== Given instruction ==
Copy out the entries below in full and exactly.

== Data entries ==

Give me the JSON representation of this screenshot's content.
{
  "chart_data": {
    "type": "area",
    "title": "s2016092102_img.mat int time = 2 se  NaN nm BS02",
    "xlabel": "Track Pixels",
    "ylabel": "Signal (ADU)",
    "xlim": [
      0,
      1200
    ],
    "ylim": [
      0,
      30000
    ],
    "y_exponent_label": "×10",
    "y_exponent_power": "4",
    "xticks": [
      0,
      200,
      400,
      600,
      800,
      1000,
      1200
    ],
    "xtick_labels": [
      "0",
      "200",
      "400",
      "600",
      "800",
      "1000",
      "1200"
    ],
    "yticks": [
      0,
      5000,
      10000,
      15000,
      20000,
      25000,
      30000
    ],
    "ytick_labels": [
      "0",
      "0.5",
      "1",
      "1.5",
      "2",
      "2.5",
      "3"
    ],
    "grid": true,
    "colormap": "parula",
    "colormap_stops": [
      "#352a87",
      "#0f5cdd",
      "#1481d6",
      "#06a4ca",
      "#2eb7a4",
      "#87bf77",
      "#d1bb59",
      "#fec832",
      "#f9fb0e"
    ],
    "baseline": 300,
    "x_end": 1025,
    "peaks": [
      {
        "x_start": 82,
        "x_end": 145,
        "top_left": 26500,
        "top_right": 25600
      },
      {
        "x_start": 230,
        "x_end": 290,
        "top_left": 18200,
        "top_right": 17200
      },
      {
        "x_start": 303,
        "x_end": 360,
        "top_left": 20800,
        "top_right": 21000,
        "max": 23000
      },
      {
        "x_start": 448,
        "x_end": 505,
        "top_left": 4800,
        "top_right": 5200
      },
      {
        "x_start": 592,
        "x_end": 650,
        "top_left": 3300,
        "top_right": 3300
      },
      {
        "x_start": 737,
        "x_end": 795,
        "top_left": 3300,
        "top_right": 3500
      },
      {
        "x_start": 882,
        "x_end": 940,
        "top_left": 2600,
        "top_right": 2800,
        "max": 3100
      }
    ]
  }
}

== Result for this exercise ==
Give me the JSON representation of this screenshot's content.
{
  "chart_data": {
    "type": "area",
    "title": "s2016092102_img.mat int time = 2 se  NaN nm BS02",
    "xlabel": "Track Pixels",
    "ylabel": "Signal (ADU)",
    "xlim": [
      0,
      1200
    ],
    "ylim": [
      0,
      30000
    ],
    "y_exponent_label": "×10",
    "y_exponent_power": "4",
    "xticks": [
      0,
      200,
      400,
      600,
      800,
      1000,
      1200
    ],
    "xtick_labels": [
      "0",
      "200",
      "400",
      "600",
      "800",
      "1000",
      "1200"
    ],
    "yticks": [
      0,
      5000,
      10000,
      15000,
      20000,
      25000,
      30000
    ],
    "ytick_labels": [
      "0",
      "0.5",
      "1",
      "1.5",
      "2",
      "2.5",
      "3"
    ],
    "grid": true,
    "colormap": "parula",
    "colormap_stops": [
      "#352a87",
      "#0f5cdd",
      "#1481d6",
      "#06a4ca",
      "#2eb7a4",
      "#87bf77",
      "#d1bb59",
      "#fec832",
      "#f9fb0e"
    ],
    "baseline": 300,
    "x_end": 1025,
    "peaks": [
      {
        "x_start": 82,
        "x_end": 145,
        "top_left": 26500,
        "top_right": 25600
      },
      {
        "x_start": 230,
        "x_end": 290,
        "top_left": 18200,
        "top_right": 17200
      },
      {
        "x_start": 303,
        "x_end": 360,
        "top_left": 20800,
        "top_right": 21000,
        "max": 23000
      },
      {
        "x_start": 448,
        "x_end": 505,
        "top_left": 4800,
        "top_right": 5200
      },
      {
        "x_start": 592,
        "x_end": 650,
        "top_left": 3300,
        "top_right": 3300
      },
      {
        "x_start": 737,
        "x_end": 795,
        "top_left": 3300,
        "top_right": 3500
      },
      {
        "x_start": 882,
        "x_end": 940,
        "top_left": 2600,
        "top_right": 2800,
        "max": 3100
      }
    ]
  }
}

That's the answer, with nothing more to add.